* **Request**:
Write out the records again, exactly, leaving none out.

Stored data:
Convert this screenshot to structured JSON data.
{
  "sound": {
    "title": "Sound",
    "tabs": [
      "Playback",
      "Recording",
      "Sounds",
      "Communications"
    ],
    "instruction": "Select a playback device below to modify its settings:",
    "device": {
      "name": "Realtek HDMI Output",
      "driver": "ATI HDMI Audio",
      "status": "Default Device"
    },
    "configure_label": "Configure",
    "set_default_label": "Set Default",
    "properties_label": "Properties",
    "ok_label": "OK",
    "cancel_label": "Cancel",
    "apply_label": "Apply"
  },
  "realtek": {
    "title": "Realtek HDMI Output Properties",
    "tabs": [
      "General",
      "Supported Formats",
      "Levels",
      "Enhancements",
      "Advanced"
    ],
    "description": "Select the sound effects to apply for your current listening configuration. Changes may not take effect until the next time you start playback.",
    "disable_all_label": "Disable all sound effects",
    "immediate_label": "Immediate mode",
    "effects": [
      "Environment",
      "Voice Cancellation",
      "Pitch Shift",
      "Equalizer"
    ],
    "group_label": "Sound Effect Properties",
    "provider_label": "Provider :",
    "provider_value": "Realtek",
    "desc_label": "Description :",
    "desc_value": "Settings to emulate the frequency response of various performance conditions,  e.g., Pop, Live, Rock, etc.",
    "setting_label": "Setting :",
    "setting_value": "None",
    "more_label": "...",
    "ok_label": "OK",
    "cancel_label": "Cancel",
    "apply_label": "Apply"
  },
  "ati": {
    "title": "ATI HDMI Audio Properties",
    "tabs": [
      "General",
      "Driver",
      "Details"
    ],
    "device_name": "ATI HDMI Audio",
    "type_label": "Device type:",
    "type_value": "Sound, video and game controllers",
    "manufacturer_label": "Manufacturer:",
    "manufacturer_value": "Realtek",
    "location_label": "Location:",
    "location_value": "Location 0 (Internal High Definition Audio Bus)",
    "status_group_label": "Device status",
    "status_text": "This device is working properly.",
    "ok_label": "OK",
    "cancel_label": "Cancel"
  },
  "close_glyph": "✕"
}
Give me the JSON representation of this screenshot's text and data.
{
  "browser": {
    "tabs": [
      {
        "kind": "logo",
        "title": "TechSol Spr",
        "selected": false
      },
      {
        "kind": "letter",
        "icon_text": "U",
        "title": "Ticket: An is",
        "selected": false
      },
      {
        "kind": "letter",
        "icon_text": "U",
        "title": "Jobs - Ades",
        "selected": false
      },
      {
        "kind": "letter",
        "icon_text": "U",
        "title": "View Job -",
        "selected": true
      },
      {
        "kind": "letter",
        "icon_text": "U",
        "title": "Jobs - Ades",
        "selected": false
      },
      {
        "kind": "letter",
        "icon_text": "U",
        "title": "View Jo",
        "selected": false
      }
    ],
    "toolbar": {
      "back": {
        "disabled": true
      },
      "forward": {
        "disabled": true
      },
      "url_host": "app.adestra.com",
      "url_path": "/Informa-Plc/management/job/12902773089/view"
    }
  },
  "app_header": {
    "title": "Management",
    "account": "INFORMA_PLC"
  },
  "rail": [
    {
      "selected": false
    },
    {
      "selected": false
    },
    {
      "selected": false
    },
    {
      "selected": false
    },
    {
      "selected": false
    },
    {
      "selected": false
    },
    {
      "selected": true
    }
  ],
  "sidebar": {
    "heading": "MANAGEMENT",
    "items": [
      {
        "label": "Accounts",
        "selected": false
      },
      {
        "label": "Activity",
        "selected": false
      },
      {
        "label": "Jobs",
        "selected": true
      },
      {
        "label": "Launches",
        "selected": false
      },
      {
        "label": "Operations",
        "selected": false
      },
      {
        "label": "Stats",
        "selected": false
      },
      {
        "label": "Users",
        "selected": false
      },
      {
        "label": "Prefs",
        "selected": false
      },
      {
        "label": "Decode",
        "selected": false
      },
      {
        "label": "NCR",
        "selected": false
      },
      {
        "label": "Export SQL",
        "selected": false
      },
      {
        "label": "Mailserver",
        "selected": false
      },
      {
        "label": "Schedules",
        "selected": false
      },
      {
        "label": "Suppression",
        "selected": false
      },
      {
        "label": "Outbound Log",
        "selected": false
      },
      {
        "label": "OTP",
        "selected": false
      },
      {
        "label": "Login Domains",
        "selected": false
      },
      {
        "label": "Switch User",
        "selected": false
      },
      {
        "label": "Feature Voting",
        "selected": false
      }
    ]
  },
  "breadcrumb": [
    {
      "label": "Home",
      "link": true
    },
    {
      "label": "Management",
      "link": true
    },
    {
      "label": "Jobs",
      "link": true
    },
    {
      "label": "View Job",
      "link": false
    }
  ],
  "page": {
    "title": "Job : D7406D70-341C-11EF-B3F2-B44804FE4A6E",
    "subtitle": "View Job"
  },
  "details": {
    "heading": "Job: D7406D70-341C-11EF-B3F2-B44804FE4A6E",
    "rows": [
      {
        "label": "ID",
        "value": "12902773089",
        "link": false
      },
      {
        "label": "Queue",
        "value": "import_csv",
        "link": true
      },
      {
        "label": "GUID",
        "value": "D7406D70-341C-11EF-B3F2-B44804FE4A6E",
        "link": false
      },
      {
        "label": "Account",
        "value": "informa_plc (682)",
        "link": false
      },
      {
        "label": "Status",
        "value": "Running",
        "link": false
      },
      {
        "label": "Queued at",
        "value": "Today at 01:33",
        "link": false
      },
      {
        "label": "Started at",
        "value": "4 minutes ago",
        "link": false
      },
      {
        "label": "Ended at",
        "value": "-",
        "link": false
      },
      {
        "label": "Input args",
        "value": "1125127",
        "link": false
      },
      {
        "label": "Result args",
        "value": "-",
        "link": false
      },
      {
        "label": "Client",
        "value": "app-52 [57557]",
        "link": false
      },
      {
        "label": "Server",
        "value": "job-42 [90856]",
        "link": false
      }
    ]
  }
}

* **Right answer**:
Convert this screenshot to structured JSON data.
{
  "sound": {
    "title": "Sound",
    "tabs": [
      "Playback",
      "Recording",
      "Sounds",
      "Communications"
    ],
    "instruction": "Select a playback device below to modify its settings:",
    "device": {
      "name": "Realtek HDMI Output",
      "driver": "ATI HDMI Audio",
      "status": "Default Device"
    },
    "configure_label": "Configure",
    "set_default_label": "Set Default",
    "properties_label": "Properties",
    "ok_label": "OK",
    "cancel_label": "Cancel",
    "apply_label": "Apply"
  },
  "realtek": {
    "title": "Realtek HDMI Output Properties",
    "tabs": [
      "General",
      "Supported Formats",
      "Levels",
      "Enhancements",
      "Advanced"
    ],
    "description": "Select the sound effects to apply for your current listening configuration. Changes may not take effect until the next time you start playback.",
    "disable_all_label": "Disable all sound effects",
    "immediate_label": "Immediate mode",
    "effects": [
      "Environment",
      "Voice Cancellation",
      "Pitch Shift",
      "Equalizer"
    ],
    "group_label": "Sound Effect Properties",
    "provider_label": "Provider :",
    "provider_value": "Realtek",
    "desc_label": "Description :",
    "desc_value": "Settings to emulate the frequency response of various performance conditions,  e.g., Pop, Live, Rock, etc.",
    "setting_label": "Setting :",
    "setting_value": "None",
    "more_label": "...",
    "ok_label": "OK",
    "cancel_label": "Cancel",
    "apply_label": "Apply"
  },
  "ati": {
    "title": "ATI HDMI Audio Properties",
    "tabs": [
      "General",
      "Driver",
      "Details"
    ],
    "device_name": "ATI HDMI Audio",
    "type_label": "Device type:",
    "type_value": "Sound, video and game controllers",
    "manufacturer_label": "Manufacturer:",
    "manufacturer_value": "Realtek",
    "location_label": "Location:",
    "location_value": "Location 0 (Internal High Definition Audio Bus)",
    "status_group_label": "Device status",
    "status_text": "This device is working properly.",
    "ok_label": "OK",
    "cancel_label": "Cancel"
  },
  "close_glyph": "✕"
}
Give me the JSON representation of this screenshot's text and data.
{
  "browser": {
    "tabs": [
      {
        "kind": "logo",
        "title": "TechSol Spr",
        "selected": false
      },
      {
        "kind": "letter",
        "icon_text": "U",
        "title": "Ticket: An is",
        "selected": false
      },
      {
        "kind": "letter",
        "icon_text": "U",
        "title": "Jobs - Ades",
        "selected": false
      },
      {
        "kind": "letter",
        "icon_text": "U",
        "title": "View Job -",
        "selected": true
      },
      {
        "kind": "letter",
        "icon_text": "U",
        "title": "Jobs - Ades",
        "selected": false
      },
      {
        "kind": "letter",
        "icon_text": "U",
        "title": "View Jo",
        "selected": false
      }
    ],
    "toolbar": {
      "back": {
        "disabled": true
      },
      "forward": {
        "disabled": true
      },
      "url_host": "app.adestra.com",
      "url_path": "/Informa-Plc/management/job/12902773089/view"
    }
  },
  "app_header": {
    "title": "Management",
    "account": "INFORMA_PLC"
  },
  "rail": [
    {
      "selected": false
    },
    {
      "selected": false
    },
    {
      "selected": false
    },
    {
      "selected": false
    },
    {
      "selected": false
    },
    {
      "selected": false
    },
    {
      "selected": true
    }
  ],
  "sidebar": {
    "heading": "MANAGEMENT",
    "items": [
      {
        "label": "Accounts",
        "selected": false
      },
      {
        "label": "Activity",
        "selected": false
      },
      {
        "label": "Jobs",
        "selected": true
      },
      {
        "label": "Launches",
        "selected": false
      },
      {
        "label": "Operations",
        "selected": false
      },
      {
        "label": "Stats",
        "selected": false
      },
      {
        "label": "Users",
        "selected": false
      },
      {
        "label": "Prefs",
        "selected": false
      },
      {
        "label": "Decode",
        "selected": false
      },
      {
        "label": "NCR",
        "selected": false
      },
      {
        "label": "Export SQL",
        "selected": false
      },
      {
        "label": "Mailserver",
        "selected": false
      },
      {
        "label": "Schedules",
        "selected": false
      },
      {
        "label": "Suppression",
        "selected": false
      },
      {
        "label": "Outbound Log",
        "selected": false
      },
      {
        "label": "OTP",
        "selected": false
      },
      {
        "label": "Login Domains",
        "selected": false
      },
      {
        "label": "Switch User",
        "selected": false
      },
      {
        "label": "Feature Voting",
        "selected": false
      }
    ]
  },
  "breadcrumb": [
    {
      "label": "Home",
      "link": true
    },
    {
      "label": "Management",
      "link": true
    },
    {
      "label": "Jobs",
      "link": true
    },
    {
      "label": "View Job",
      "link": false
    }
  ],
  "page": {
    "title": "Job : D7406D70-341C-11EF-B3F2-B44804FE4A6E",
    "subtitle": "View Job"
  },
  "details": {
    "heading": "Job: D7406D70-341C-11EF-B3F2-B44804FE4A6E",
    "rows": [
      {
        "label": "ID",
        "value": "12902773089",
        "link": false
      },
      {
        "label": "Queue",
        "value": "import_csv",
        "link": true
      },
      {
        "label": "GUID",
        "value": "D7406D70-341C-11EF-B3F2-B44804FE4A6E",
        "link": false
      },
      {
        "label": "Account",
        "value": "informa_plc (682)",
        "link": false
      },
      {
        "label": "Status",
        "value": "Running",
        "link": false
      },
      {
        "label": "Queued at",
        "value": "Today at 01:33",
        "link": false
      },
      {
        "label": "Started at",
        "value": "4 minutes ago",
        "link": false
      },
      {
        "label": "Ended at",
        "value": "-",
        "link": false
      },
      {
        "label": "Input args",
        "value": "1125127",
        "link": false
      },
      {
        "label": "Result args",
        "value": "-",
        "link": false
      },
      {
        "label": "Client",
        "value": "app-52 [57557]",
        "link": false
      },
      {
        "label": "Server",
        "value": "job-42 [90856]",
        "link": false
      }
    ]
  }
}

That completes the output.